RECORD LIST:
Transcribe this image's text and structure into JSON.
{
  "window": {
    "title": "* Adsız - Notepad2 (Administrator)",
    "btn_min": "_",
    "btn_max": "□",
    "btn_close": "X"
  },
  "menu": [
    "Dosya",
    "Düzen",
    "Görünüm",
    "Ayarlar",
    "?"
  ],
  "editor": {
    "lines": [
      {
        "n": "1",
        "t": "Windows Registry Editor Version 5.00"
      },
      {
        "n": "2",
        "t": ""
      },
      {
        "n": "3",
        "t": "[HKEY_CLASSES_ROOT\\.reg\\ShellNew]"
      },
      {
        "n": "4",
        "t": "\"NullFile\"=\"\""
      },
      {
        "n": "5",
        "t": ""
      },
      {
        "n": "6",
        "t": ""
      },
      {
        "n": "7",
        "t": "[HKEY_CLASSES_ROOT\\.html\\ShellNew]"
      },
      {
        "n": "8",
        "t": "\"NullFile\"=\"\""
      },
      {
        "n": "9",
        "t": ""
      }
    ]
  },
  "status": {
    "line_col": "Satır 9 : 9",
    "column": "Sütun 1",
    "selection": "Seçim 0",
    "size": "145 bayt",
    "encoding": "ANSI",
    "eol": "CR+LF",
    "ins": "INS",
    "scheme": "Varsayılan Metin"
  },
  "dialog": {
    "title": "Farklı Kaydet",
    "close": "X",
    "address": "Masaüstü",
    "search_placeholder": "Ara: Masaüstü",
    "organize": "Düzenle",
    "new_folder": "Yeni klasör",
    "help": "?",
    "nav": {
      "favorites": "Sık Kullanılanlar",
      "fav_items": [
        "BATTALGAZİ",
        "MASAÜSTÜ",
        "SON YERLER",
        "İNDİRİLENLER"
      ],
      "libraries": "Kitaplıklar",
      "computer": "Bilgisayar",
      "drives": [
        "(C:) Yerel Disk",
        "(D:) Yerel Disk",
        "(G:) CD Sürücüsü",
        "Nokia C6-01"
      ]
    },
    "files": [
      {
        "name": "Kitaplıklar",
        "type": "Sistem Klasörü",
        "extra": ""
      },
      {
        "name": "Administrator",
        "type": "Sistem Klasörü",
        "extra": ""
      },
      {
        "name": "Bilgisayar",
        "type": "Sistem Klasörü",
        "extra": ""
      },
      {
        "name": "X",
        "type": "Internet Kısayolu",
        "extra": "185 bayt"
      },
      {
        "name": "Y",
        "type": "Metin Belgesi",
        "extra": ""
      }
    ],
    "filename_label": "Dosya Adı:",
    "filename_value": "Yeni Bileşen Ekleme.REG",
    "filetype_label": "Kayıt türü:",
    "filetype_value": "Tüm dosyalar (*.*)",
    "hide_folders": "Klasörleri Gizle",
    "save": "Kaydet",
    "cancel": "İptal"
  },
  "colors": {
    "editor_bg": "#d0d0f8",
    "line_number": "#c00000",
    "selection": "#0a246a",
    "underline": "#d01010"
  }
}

GOAL OF THE EXERCISE:
Output every record above exactly as it appears.

WRITTEN SOLUTION:
Transcribe this image's text and structure into JSON.
{
  "window": {
    "title": "* Adsız - Notepad2 (Administrator)",
    "btn_min": "_",
    "btn_max": "□",
    "btn_close": "X"
  },
  "menu": [
    "Dosya",
    "Düzen",
    "Görünüm",
    "Ayarlar",
    "?"
  ],
  "editor": {
    "lines": [
      {
        "n": "1",
        "t": "Windows Registry Editor Version 5.00"
      },
      {
        "n": "2",
        "t": ""
      },
      {
        "n": "3",
        "t": "[HKEY_CLASSES_ROOT\\.reg\\ShellNew]"
      },
      {
        "n": "4",
        "t": "\"NullFile\"=\"\""
      },
      {
        "n": "5",
        "t": ""
      },
      {
        "n": "6",
        "t": ""
      },
      {
        "n": "7",
        "t": "[HKEY_CLASSES_ROOT\\.html\\ShellNew]"
      },
      {
        "n": "8",
        "t": "\"NullFile\"=\"\""
      },
      {
        "n": "9",
        "t": ""
      }
    ]
  },
  "status": {
    "line_col": "Satır 9 : 9",
    "column": "Sütun 1",
    "selection": "Seçim 0",
    "size": "145 bayt",
    "encoding": "ANSI",
    "eol": "CR+LF",
    "ins": "INS",
    "scheme": "Varsayılan Metin"
  },
  "dialog": {
    "title": "Farklı Kaydet",
    "close": "X",
    "address": "Masaüstü",
    "search_placeholder": "Ara: Masaüstü",
    "organize": "Düzenle",
    "new_folder": "Yeni klasör",
    "help": "?",
    "nav": {
      "favorites": "Sık Kullanılanlar",
      "fav_items": [
        "BATTALGAZİ",
        "MASAÜSTÜ",
        "SON YERLER",
        "İNDİRİLENLER"
      ],
      "libraries": "Kitaplıklar",
      "computer": "Bilgisayar",
      "drives": [
        "(C:) Yerel Disk",
        "(D:) Yerel Disk",
        "(G:) CD Sürücüsü",
        "Nokia C6-01"
      ]
    },
    "files": [
      {
        "name": "Kitaplıklar",
        "type": "Sistem Klasörü",
        "extra": ""
      },
      {
        "name": "Administrator",
        "type": "Sistem Klasörü",
        "extra": ""
      },
      {
        "name": "Bilgisayar",
        "type": "Sistem Klasörü",
        "extra": ""
      },
      {
        "name": "X",
        "type": "Internet Kısayolu",
        "extra": "185 bayt"
      },
      {
        "name": "Y",
        "type": "Metin Belgesi",
        "extra": ""
      }
    ],
    "filename_label": "Dosya Adı:",
    "filename_value": "Yeni Bileşen Ekleme.REG",
    "filetype_label": "Kayıt türü:",
    "filetype_value": "Tüm dosyalar (*.*)",
    "hide_folders": "Klasörleri Gizle",
    "save": "Kaydet",
    "cancel": "İptal"
  },
  "colors": {
    "editor_bg": "#d0d0f8",
    "line_number": "#c00000",
    "selection": "#0a246a",
    "underline": "#d01010"
  }
}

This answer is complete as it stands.